━━ MATERIAL FOR THIS TASK

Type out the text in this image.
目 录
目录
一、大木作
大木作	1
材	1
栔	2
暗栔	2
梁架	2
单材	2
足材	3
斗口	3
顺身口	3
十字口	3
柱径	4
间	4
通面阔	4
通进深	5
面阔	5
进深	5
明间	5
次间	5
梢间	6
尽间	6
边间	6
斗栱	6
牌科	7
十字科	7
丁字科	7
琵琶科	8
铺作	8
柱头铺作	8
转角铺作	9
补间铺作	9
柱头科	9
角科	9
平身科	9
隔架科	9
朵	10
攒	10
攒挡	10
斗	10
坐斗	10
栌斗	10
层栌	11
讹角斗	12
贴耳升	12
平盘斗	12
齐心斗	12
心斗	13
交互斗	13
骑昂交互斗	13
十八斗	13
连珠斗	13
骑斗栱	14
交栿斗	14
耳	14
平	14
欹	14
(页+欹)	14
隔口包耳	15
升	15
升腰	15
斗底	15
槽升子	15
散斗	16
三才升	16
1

━━━━

- EXERCISE -
Return the whole listing exactly.

- ANSWER FOR THE TASK -
Type out the text in this image.
目 录
目录
一、大木作
大木作	1
材	1
栔	2
暗栔	2
梁架	2
单材	2
足材	3
斗口	3
顺身口	3
十字口	3
柱径	4
间	4
通面阔	4
通进深	5
面阔	5
进深	5
明间	5
次间	5
梢间	6
尽间	6
边间	6
斗栱	6
牌科	7
十字科	7
丁字科	7
琵琶科	8
铺作	8
柱头铺作	8
转角铺作	9
补间铺作	9
柱头科	9
角科	9
平身科	9
隔架科	9
朵	10
攒	10
攒挡	10
斗	10
坐斗	10
栌斗	10
层栌	11
讹角斗	12
贴耳升	12
平盘斗	12
齐心斗	12
心斗	13
交互斗	13
骑昂交互斗	13
十八斗	13
连珠斗	13
骑斗栱	14
交栿斗	14
耳	14
平	14
欹	14
(页+欹)	14
隔口包耳	15
升	15
升腰	15
斗底	15
槽升子	15
散斗	16
三才升	16
1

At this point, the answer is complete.